Your goal ▸ Copy out the material below in full, but not its images.

(Entries from a dataset)
────

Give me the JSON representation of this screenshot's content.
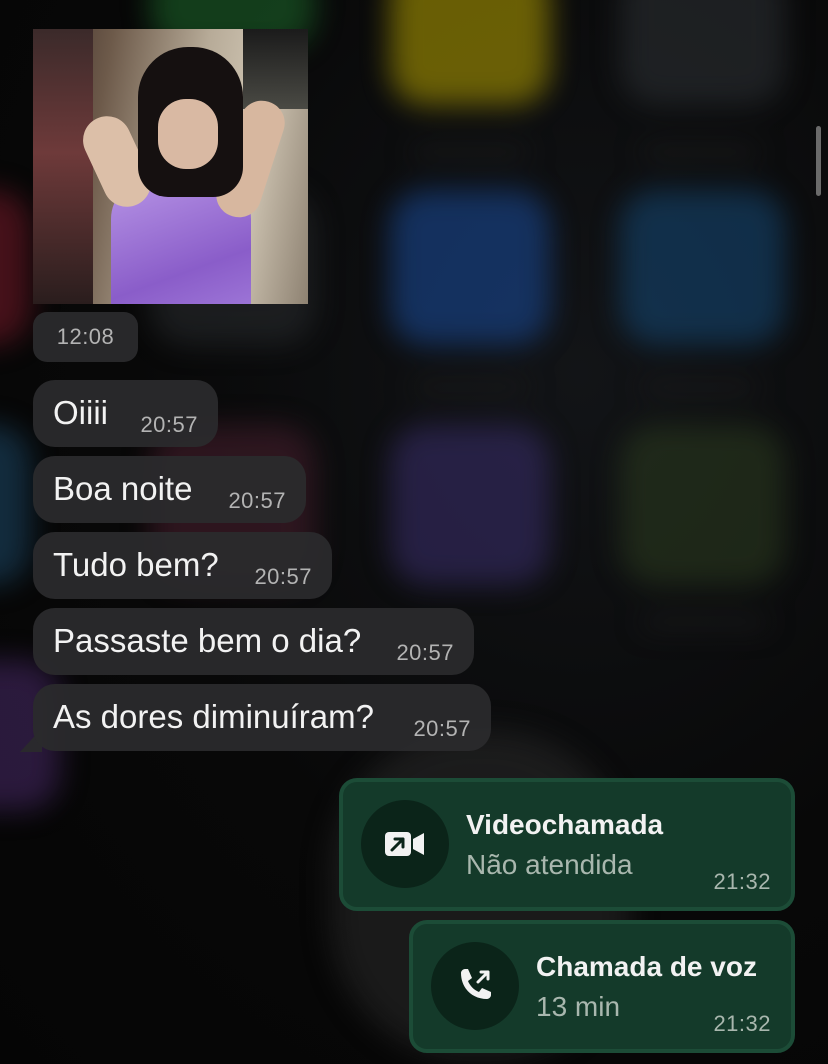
{
  "theme": {
    "incoming_bubble": "#2a2a2c",
    "outgoing_card": "#143a2a",
    "outgoing_border": "#1c4c37",
    "icon_circle": "#0b2419",
    "text_primary": "#f2f2f2",
    "text_secondary": "#b3b3b3"
  },
  "media_message": {
    "image_alt": "girl-in-purple-dress-gif",
    "time": "12:08"
  },
  "messages": [
    {
      "text": "Oiiii",
      "time": "20:57"
    },
    {
      "text": "Boa noite",
      "time": "20:57"
    },
    {
      "text": "Tudo bem?",
      "time": "20:57"
    },
    {
      "text": "Passaste bem o dia?",
      "time": "20:57"
    },
    {
      "text": "As dores diminuíram?",
      "time": "20:57"
    }
  ],
  "calls": [
    {
      "icon": "video-call-outgoing-icon",
      "title": "Videochamada",
      "subtitle": "Não atendida",
      "time": "21:32"
    },
    {
      "icon": "voice-call-outgoing-icon",
      "title": "Chamada de voz",
      "subtitle": "13 min",
      "time": "21:32"
    }
  ]
}
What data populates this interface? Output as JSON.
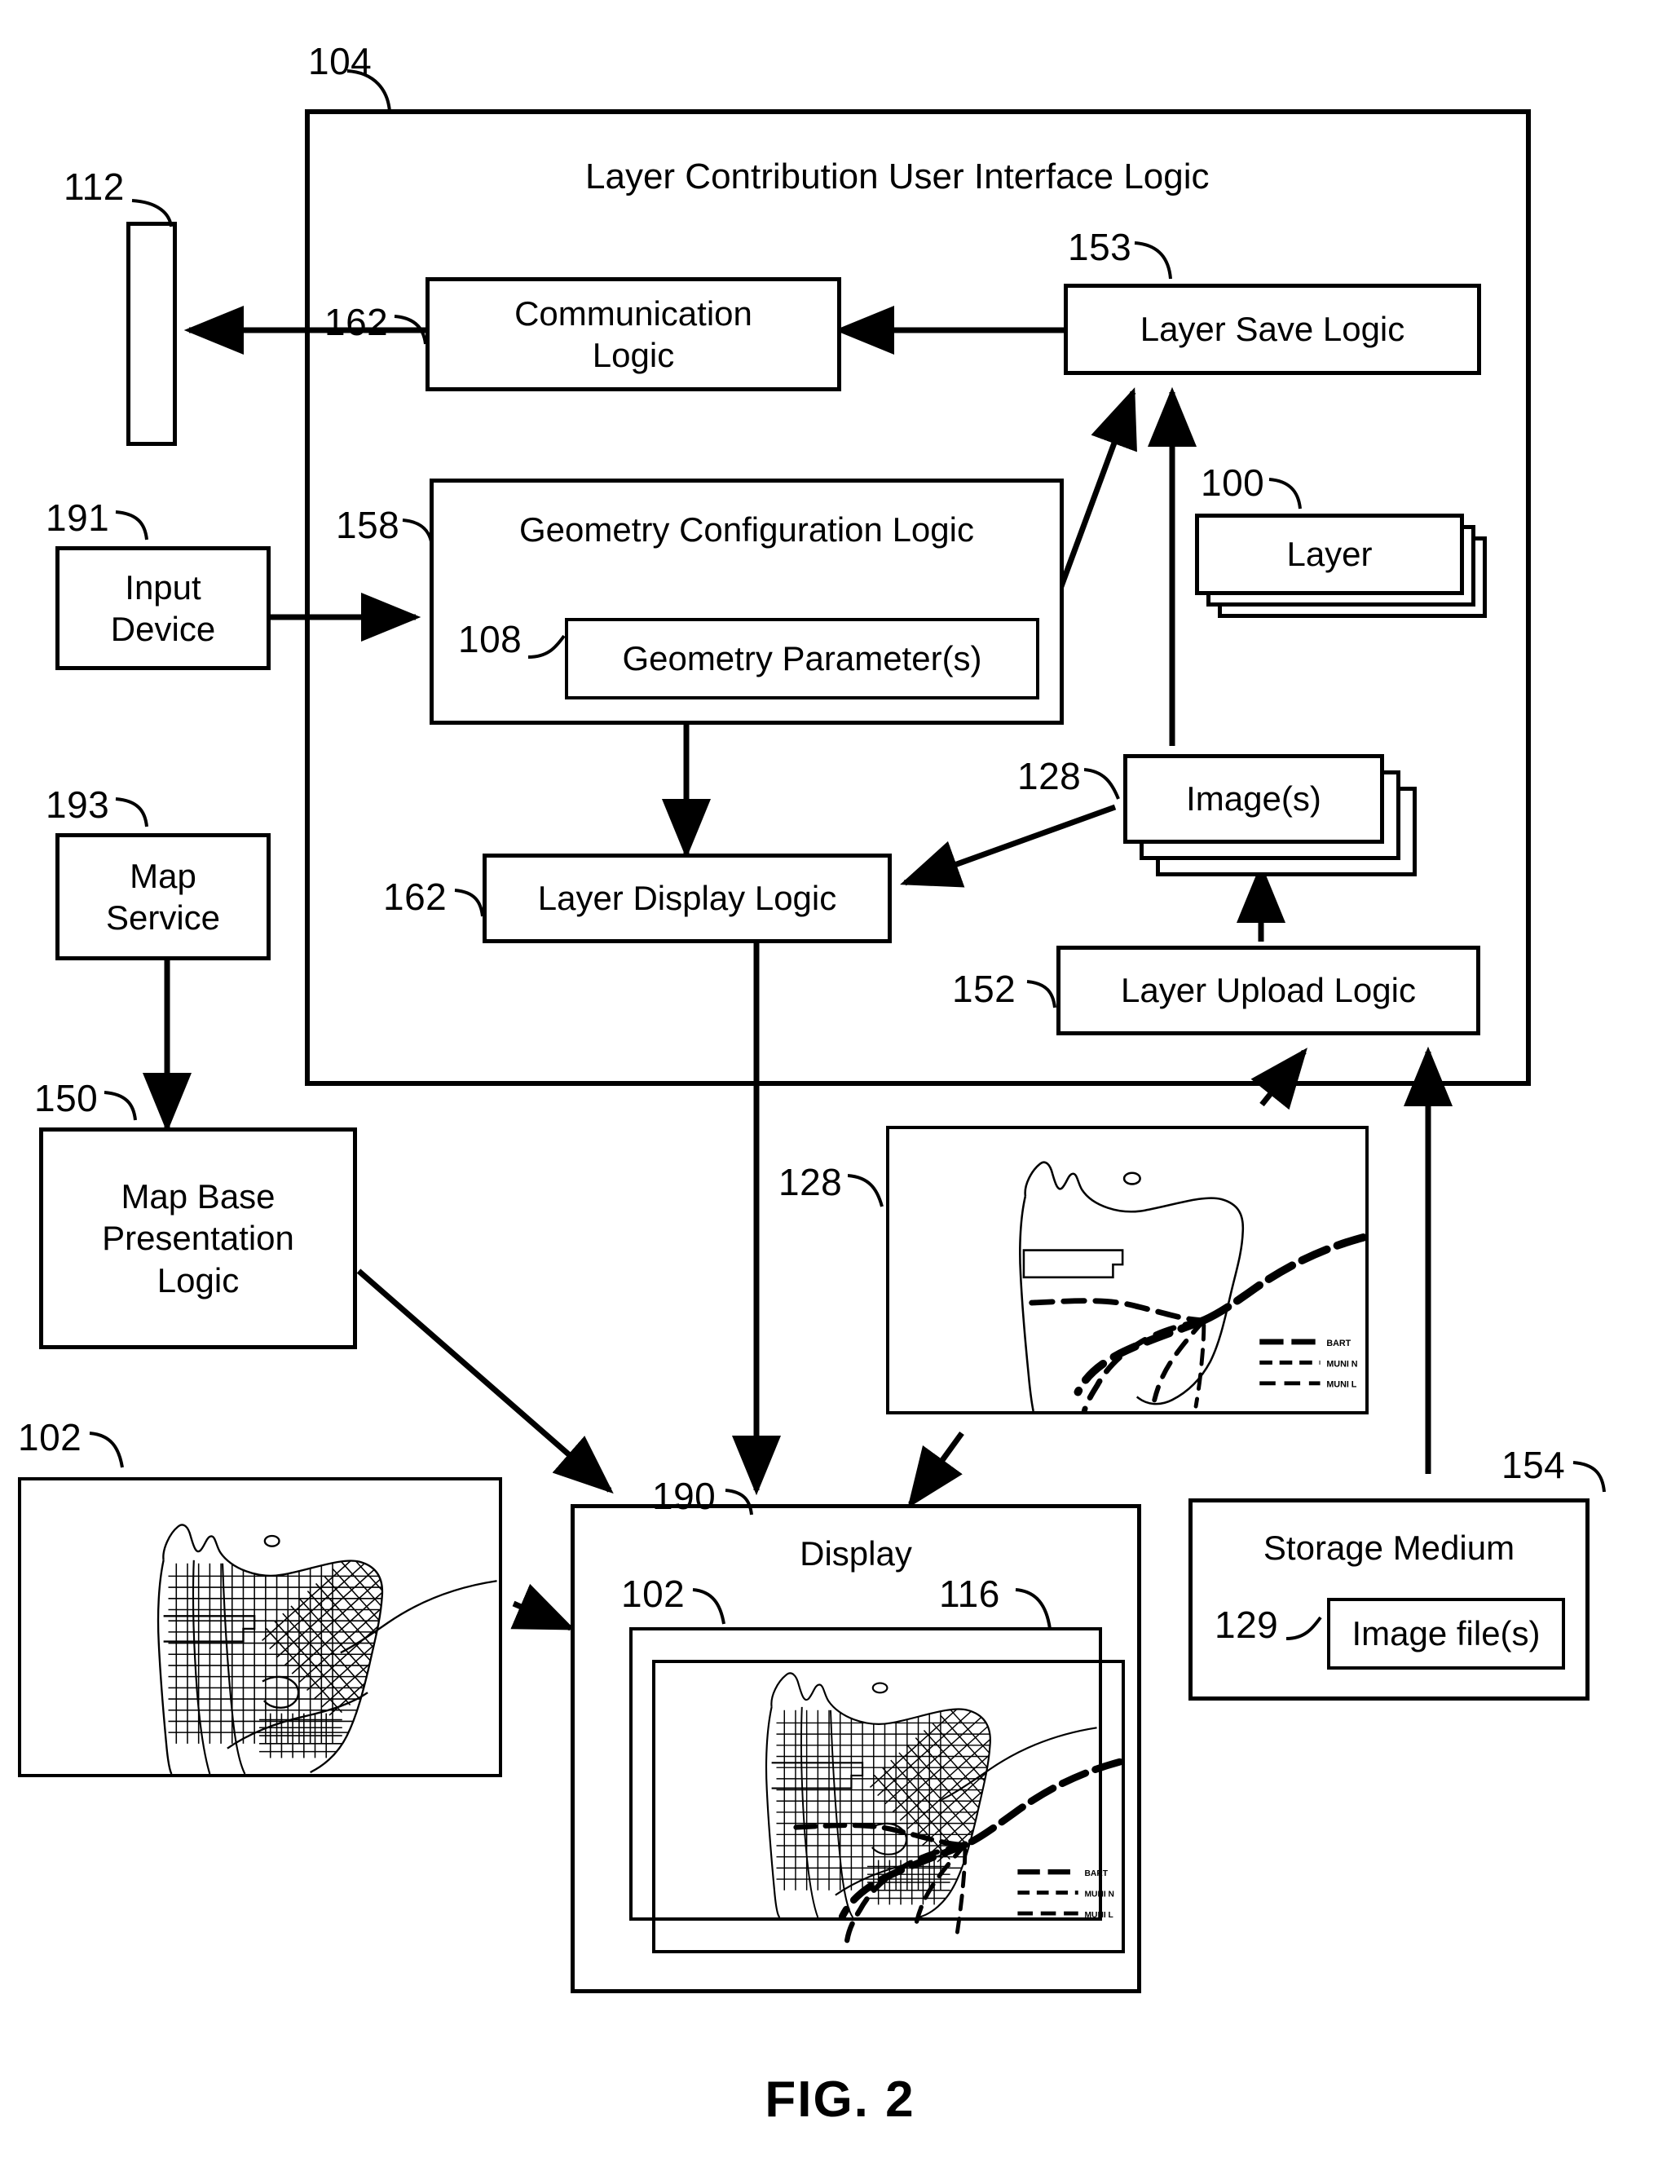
{
  "figure": {
    "caption": "FIG. 2"
  },
  "container": {
    "ref": "104",
    "title": "Layer Contribution User Interface Logic"
  },
  "blocks": {
    "network": {
      "ref": "112",
      "label": ""
    },
    "communication_logic": {
      "ref": "162",
      "label_line1": "Communication",
      "label_line2": "Logic"
    },
    "layer_save_logic": {
      "ref": "153",
      "label": "Layer Save Logic"
    },
    "geometry_configuration_logic": {
      "ref": "158",
      "label": "Geometry Configuration Logic"
    },
    "geometry_parameters": {
      "ref": "108",
      "label": "Geometry Parameter(s)"
    },
    "layer_stack": {
      "ref": "100",
      "label": "Layer"
    },
    "image_stack": {
      "ref": "128",
      "label": "Image(s)"
    },
    "input_device": {
      "ref": "191",
      "label_line1": "Input",
      "label_line2": "Device"
    },
    "map_service": {
      "ref": "193",
      "label_line1": "Map",
      "label_line2": "Service"
    },
    "map_base_presentation_logic": {
      "ref": "150",
      "label_line1": "Map Base",
      "label_line2": "Presentation",
      "label_line3": "Logic"
    },
    "layer_display_logic": {
      "ref": "162",
      "label": "Layer Display Logic"
    },
    "layer_upload_logic": {
      "ref": "152",
      "label": "Layer Upload Logic"
    },
    "storage_medium": {
      "ref": "154",
      "label": "Storage Medium"
    },
    "image_files": {
      "ref": "129",
      "label": "Image file(s)"
    },
    "display": {
      "ref": "190",
      "label": "Display"
    },
    "map_base_image": {
      "ref": "102"
    },
    "layer_image": {
      "ref": "128"
    },
    "display_map_base": {
      "ref": "102"
    },
    "display_layer": {
      "ref": "116"
    }
  },
  "legend": {
    "entries": [
      {
        "name": "BART"
      },
      {
        "name": "MUNI N"
      },
      {
        "name": "MUNI L"
      }
    ]
  },
  "colors": {
    "ink": "#000000",
    "paper": "#ffffff"
  }
}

────

The output ▸
Give me the JSON representation of this screenshot's content.
{
  "theme": {
    "incoming_bubble": "#2a2a2c",
    "outgoing_card": "#143a2a",
    "outgoing_border": "#1c4c37",
    "icon_circle": "#0b2419",
    "text_primary": "#f2f2f2",
    "text_secondary": "#b3b3b3"
  },
  "media_message": {
    "image_alt": "girl-in-purple-dress-gif",
    "time": "12:08"
  },
  "messages": [
    {
      "text": "Oiiii",
      "time": "20:57"
    },
    {
      "text": "Boa noite",
      "time": "20:57"
    },
    {
      "text": "Tudo bem?",
      "time": "20:57"
    },
    {
      "text": "Passaste bem o dia?",
      "time": "20:57"
    },
    {
      "text": "As dores diminuíram?",
      "time": "20:57"
    }
  ],
  "calls": [
    {
      "icon": "video-call-outgoing-icon",
      "title": "Videochamada",
      "subtitle": "Não atendida",
      "time": "21:32"
    },
    {
      "icon": "voice-call-outgoing-icon",
      "title": "Chamada de voz",
      "subtitle": "13 min",
      "time": "21:32"
    }
  ]
}
What data populates this interface? Output as JSON.
{
  "figure": {
    "caption": "FIG. 2"
  },
  "container": {
    "ref": "104",
    "title": "Layer Contribution User Interface Logic"
  },
  "blocks": {
    "network": {
      "ref": "112",
      "label": ""
    },
    "communication_logic": {
      "ref": "162",
      "label_line1": "Communication",
      "label_line2": "Logic"
    },
    "layer_save_logic": {
      "ref": "153",
      "label": "Layer Save Logic"
    },
    "geometry_configuration_logic": {
      "ref": "158",
      "label": "Geometry Configuration Logic"
    },
    "geometry_parameters": {
      "ref": "108",
      "label": "Geometry Parameter(s)"
    },
    "layer_stack": {
      "ref": "100",
      "label": "Layer"
    },
    "image_stack": {
      "ref": "128",
      "label": "Image(s)"
    },
    "input_device": {
      "ref": "191",
      "label_line1": "Input",
      "label_line2": "Device"
    },
    "map_service": {
      "ref": "193",
      "label_line1": "Map",
      "label_line2": "Service"
    },
    "map_base_presentation_logic": {
      "ref": "150",
      "label_line1": "Map Base",
      "label_line2": "Presentation",
      "label_line3": "Logic"
    },
    "layer_display_logic": {
      "ref": "162",
      "label": "Layer Display Logic"
    },
    "layer_upload_logic": {
      "ref": "152",
      "label": "Layer Upload Logic"
    },
    "storage_medium": {
      "ref": "154",
      "label": "Storage Medium"
    },
    "image_files": {
      "ref": "129",
      "label": "Image file(s)"
    },
    "display": {
      "ref": "190",
      "label": "Display"
    },
    "map_base_image": {
      "ref": "102"
    },
    "layer_image": {
      "ref": "128"
    },
    "display_map_base": {
      "ref": "102"
    },
    "display_layer": {
      "ref": "116"
    }
  },
  "legend": {
    "entries": [
      {
        "name": "BART"
      },
      {
        "name": "MUNI N"
      },
      {
        "name": "MUNI L"
      }
    ]
  },
  "colors": {
    "ink": "#000000",
    "paper": "#ffffff"
  }
}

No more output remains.